# Start of RECORDED DATA

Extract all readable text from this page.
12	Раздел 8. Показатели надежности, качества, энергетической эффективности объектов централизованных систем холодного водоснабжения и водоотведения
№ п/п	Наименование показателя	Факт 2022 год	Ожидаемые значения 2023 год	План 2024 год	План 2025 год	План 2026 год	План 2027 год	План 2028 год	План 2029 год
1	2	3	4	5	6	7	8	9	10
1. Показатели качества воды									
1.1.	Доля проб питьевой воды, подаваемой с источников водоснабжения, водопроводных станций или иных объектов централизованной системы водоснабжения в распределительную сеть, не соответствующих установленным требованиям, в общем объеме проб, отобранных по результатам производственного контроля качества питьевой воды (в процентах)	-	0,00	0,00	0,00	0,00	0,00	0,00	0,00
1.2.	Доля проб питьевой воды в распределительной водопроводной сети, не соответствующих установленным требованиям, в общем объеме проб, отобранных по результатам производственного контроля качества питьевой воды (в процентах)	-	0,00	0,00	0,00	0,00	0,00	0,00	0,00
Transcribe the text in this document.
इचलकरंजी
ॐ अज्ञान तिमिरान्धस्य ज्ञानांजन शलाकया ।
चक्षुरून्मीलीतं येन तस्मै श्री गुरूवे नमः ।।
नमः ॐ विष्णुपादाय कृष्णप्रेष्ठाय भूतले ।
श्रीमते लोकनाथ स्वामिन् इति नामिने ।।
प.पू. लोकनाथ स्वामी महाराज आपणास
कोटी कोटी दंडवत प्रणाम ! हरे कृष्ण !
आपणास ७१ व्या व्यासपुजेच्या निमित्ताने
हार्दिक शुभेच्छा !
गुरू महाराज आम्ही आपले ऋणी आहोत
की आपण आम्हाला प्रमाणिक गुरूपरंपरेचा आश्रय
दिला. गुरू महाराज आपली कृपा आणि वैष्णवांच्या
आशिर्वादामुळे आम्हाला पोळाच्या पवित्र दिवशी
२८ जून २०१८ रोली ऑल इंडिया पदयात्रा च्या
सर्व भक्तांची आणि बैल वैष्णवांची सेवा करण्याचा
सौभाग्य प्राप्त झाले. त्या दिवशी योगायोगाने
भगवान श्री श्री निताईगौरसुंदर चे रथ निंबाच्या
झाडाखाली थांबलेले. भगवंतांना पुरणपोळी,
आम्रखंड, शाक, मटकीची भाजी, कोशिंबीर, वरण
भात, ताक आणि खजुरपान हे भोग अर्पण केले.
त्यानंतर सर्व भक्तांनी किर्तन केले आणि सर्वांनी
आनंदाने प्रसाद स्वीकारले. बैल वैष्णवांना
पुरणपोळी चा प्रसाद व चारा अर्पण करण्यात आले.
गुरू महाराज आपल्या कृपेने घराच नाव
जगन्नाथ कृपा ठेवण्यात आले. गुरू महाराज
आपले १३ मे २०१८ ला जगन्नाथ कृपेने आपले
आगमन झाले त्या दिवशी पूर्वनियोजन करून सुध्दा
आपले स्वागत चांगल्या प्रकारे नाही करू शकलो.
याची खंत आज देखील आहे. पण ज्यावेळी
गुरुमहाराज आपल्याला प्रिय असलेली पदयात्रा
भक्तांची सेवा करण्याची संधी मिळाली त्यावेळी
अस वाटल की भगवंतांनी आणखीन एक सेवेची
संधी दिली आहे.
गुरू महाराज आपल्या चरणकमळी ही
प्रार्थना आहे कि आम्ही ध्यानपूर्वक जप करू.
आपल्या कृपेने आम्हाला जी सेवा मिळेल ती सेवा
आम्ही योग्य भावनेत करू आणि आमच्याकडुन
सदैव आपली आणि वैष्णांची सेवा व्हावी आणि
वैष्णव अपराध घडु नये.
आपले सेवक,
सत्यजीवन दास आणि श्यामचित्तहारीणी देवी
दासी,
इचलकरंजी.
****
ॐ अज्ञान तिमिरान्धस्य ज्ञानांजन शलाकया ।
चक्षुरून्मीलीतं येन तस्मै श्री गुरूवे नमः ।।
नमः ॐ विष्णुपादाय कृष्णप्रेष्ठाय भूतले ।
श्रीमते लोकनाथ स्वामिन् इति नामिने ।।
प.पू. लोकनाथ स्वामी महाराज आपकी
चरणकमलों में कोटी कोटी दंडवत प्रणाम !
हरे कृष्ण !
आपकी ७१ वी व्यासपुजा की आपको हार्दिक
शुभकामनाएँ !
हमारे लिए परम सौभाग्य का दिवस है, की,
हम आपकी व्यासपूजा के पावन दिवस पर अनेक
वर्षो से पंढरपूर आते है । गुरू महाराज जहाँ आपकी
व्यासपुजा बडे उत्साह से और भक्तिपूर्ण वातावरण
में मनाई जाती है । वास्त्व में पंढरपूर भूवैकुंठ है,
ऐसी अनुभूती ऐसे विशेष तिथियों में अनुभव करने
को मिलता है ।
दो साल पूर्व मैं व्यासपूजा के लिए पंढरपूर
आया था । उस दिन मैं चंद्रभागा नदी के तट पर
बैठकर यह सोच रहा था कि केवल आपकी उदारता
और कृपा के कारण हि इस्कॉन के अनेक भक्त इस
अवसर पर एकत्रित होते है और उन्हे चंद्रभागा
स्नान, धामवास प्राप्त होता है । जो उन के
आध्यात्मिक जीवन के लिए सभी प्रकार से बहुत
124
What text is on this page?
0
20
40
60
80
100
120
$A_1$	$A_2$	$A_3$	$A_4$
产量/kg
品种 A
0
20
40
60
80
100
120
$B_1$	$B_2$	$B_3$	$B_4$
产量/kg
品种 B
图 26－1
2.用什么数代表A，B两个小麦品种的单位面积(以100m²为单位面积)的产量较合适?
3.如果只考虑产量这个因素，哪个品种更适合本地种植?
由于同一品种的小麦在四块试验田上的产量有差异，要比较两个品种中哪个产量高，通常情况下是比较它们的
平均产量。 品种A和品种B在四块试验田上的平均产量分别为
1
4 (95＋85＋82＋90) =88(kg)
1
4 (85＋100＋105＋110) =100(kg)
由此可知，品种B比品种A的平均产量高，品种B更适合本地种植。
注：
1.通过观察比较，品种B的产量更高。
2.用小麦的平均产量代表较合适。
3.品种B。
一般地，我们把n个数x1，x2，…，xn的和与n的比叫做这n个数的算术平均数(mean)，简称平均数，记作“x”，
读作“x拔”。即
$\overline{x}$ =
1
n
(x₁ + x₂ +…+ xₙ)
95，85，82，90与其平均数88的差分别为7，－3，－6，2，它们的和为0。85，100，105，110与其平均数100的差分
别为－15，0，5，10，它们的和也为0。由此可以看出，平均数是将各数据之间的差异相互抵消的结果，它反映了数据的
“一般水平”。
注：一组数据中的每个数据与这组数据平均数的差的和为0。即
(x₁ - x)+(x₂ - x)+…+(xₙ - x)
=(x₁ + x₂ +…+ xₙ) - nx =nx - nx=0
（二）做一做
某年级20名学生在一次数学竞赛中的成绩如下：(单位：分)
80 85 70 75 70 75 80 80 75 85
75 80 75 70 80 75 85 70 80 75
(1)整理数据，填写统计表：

# End of RECORDED DATA

WHAT YOU HAVE TO DO
Would you reproduce the material above in full, exactly as given?

EXERCISE RESULT
Extract all readable text from this page.
12	Раздел 8. Показатели надежности, качества, энергетической эффективности объектов централизованных систем холодного водоснабжения и водоотведения
№ п/п	Наименование показателя	Факт 2022 год	Ожидаемые значения 2023 год	План 2024 год	План 2025 год	План 2026 год	План 2027 год	План 2028 год	План 2029 год
1	2	3	4	5	6	7	8	9	10
1. Показатели качества воды									
1.1.	Доля проб питьевой воды, подаваемой с источников водоснабжения, водопроводных станций или иных объектов централизованной системы водоснабжения в распределительную сеть, не соответствующих установленным требованиям, в общем объеме проб, отобранных по результатам производственного контроля качества питьевой воды (в процентах)	-	0,00	0,00	0,00	0,00	0,00	0,00	0,00
1.2.	Доля проб питьевой воды в распределительной водопроводной сети, не соответствующих установленным требованиям, в общем объеме проб, отобранных по результатам производственного контроля качества питьевой воды (в процентах)	-	0,00	0,00	0,00	0,00	0,00	0,00	0,00
Transcribe the text in this document.
इचलकरंजी
ॐ अज्ञान तिमिरान्धस्य ज्ञानांजन शलाकया ।
चक्षुरून्मीलीतं येन तस्मै श्री गुरूवे नमः ।।
नमः ॐ विष्णुपादाय कृष्णप्रेष्ठाय भूतले ।
श्रीमते लोकनाथ स्वामिन् इति नामिने ।।
प.पू. लोकनाथ स्वामी महाराज आपणास
कोटी कोटी दंडवत प्रणाम ! हरे कृष्ण !
आपणास ७१ व्या व्यासपुजेच्या निमित्ताने
हार्दिक शुभेच्छा !
गुरू महाराज आम्ही आपले ऋणी आहोत
की आपण आम्हाला प्रमाणिक गुरूपरंपरेचा आश्रय
दिला. गुरू महाराज आपली कृपा आणि वैष्णवांच्या
आशिर्वादामुळे आम्हाला पोळाच्या पवित्र दिवशी
२८ जून २०१८ रोली ऑल इंडिया पदयात्रा च्या
सर्व भक्तांची आणि बैल वैष्णवांची सेवा करण्याचा
सौभाग्य प्राप्त झाले. त्या दिवशी योगायोगाने
भगवान श्री श्री निताईगौरसुंदर चे रथ निंबाच्या
झाडाखाली थांबलेले. भगवंतांना पुरणपोळी,
आम्रखंड, शाक, मटकीची भाजी, कोशिंबीर, वरण
भात, ताक आणि खजुरपान हे भोग अर्पण केले.
त्यानंतर सर्व भक्तांनी किर्तन केले आणि सर्वांनी
आनंदाने प्रसाद स्वीकारले. बैल वैष्णवांना
पुरणपोळी चा प्रसाद व चारा अर्पण करण्यात आले.
गुरू महाराज आपल्या कृपेने घराच नाव
जगन्नाथ कृपा ठेवण्यात आले. गुरू महाराज
आपले १३ मे २०१८ ला जगन्नाथ कृपेने आपले
आगमन झाले त्या दिवशी पूर्वनियोजन करून सुध्दा
आपले स्वागत चांगल्या प्रकारे नाही करू शकलो.
याची खंत आज देखील आहे. पण ज्यावेळी
गुरुमहाराज आपल्याला प्रिय असलेली पदयात्रा
भक्तांची सेवा करण्याची संधी मिळाली त्यावेळी
अस वाटल की भगवंतांनी आणखीन एक सेवेची
संधी दिली आहे.
गुरू महाराज आपल्या चरणकमळी ही
प्रार्थना आहे कि आम्ही ध्यानपूर्वक जप करू.
आपल्या कृपेने आम्हाला जी सेवा मिळेल ती सेवा
आम्ही योग्य भावनेत करू आणि आमच्याकडुन
सदैव आपली आणि वैष्णांची सेवा व्हावी आणि
वैष्णव अपराध घडु नये.
आपले सेवक,
सत्यजीवन दास आणि श्यामचित्तहारीणी देवी
दासी,
इचलकरंजी.
****
ॐ अज्ञान तिमिरान्धस्य ज्ञानांजन शलाकया ।
चक्षुरून्मीलीतं येन तस्मै श्री गुरूवे नमः ।।
नमः ॐ विष्णुपादाय कृष्णप्रेष्ठाय भूतले ।
श्रीमते लोकनाथ स्वामिन् इति नामिने ।।
प.पू. लोकनाथ स्वामी महाराज आपकी
चरणकमलों में कोटी कोटी दंडवत प्रणाम !
हरे कृष्ण !
आपकी ७१ वी व्यासपुजा की आपको हार्दिक
शुभकामनाएँ !
हमारे लिए परम सौभाग्य का दिवस है, की,
हम आपकी व्यासपूजा के पावन दिवस पर अनेक
वर्षो से पंढरपूर आते है । गुरू महाराज जहाँ आपकी
व्यासपुजा बडे उत्साह से और भक्तिपूर्ण वातावरण
में मनाई जाती है । वास्त्व में पंढरपूर भूवैकुंठ है,
ऐसी अनुभूती ऐसे विशेष तिथियों में अनुभव करने
को मिलता है ।
दो साल पूर्व मैं व्यासपूजा के लिए पंढरपूर
आया था । उस दिन मैं चंद्रभागा नदी के तट पर
बैठकर यह सोच रहा था कि केवल आपकी उदारता
और कृपा के कारण हि इस्कॉन के अनेक भक्त इस
अवसर पर एकत्रित होते है और उन्हे चंद्रभागा
स्नान, धामवास प्राप्त होता है । जो उन के
आध्यात्मिक जीवन के लिए सभी प्रकार से बहुत
124
What text is on this page?
0
20
40
60
80
100
120
$A_1$	$A_2$	$A_3$	$A_4$
产量/kg
品种 A
0
20
40
60
80
100
120
$B_1$	$B_2$	$B_3$	$B_4$
产量/kg
品种 B
图 26－1
2.用什么数代表A，B两个小麦品种的单位面积(以100m²为单位面积)的产量较合适?
3.如果只考虑产量这个因素，哪个品种更适合本地种植?
由于同一品种的小麦在四块试验田上的产量有差异，要比较两个品种中哪个产量高，通常情况下是比较它们的
平均产量。 品种A和品种B在四块试验田上的平均产量分别为
1
4 (95＋85＋82＋90) =88(kg)
1
4 (85＋100＋105＋110) =100(kg)
由此可知，品种B比品种A的平均产量高，品种B更适合本地种植。
注：
1.通过观察比较，品种B的产量更高。
2.用小麦的平均产量代表较合适。
3.品种B。
一般地，我们把n个数x1，x2，…，xn的和与n的比叫做这n个数的算术平均数(mean)，简称平均数，记作“x”，
读作“x拔”。即
$\overline{x}$ =
1
n
(x₁ + x₂ +…+ xₙ)
95，85，82，90与其平均数88的差分别为7，－3，－6，2，它们的和为0。85，100，105，110与其平均数100的差分
别为－15，0，5，10，它们的和也为0。由此可以看出，平均数是将各数据之间的差异相互抵消的结果，它反映了数据的
“一般水平”。
注：一组数据中的每个数据与这组数据平均数的差的和为0。即
(x₁ - x)+(x₂ - x)+…+(xₙ - x)
=(x₁ + x₂ +…+ xₙ) - nx =nx - nx=0
（二）做一做
某年级20名学生在一次数学竞赛中的成绩如下：(单位：分)
80 85 70 75 70 75 80 80 75 85
75 80 75 70 80 75 85 70 80 75
(1)整理数据，填写统计表：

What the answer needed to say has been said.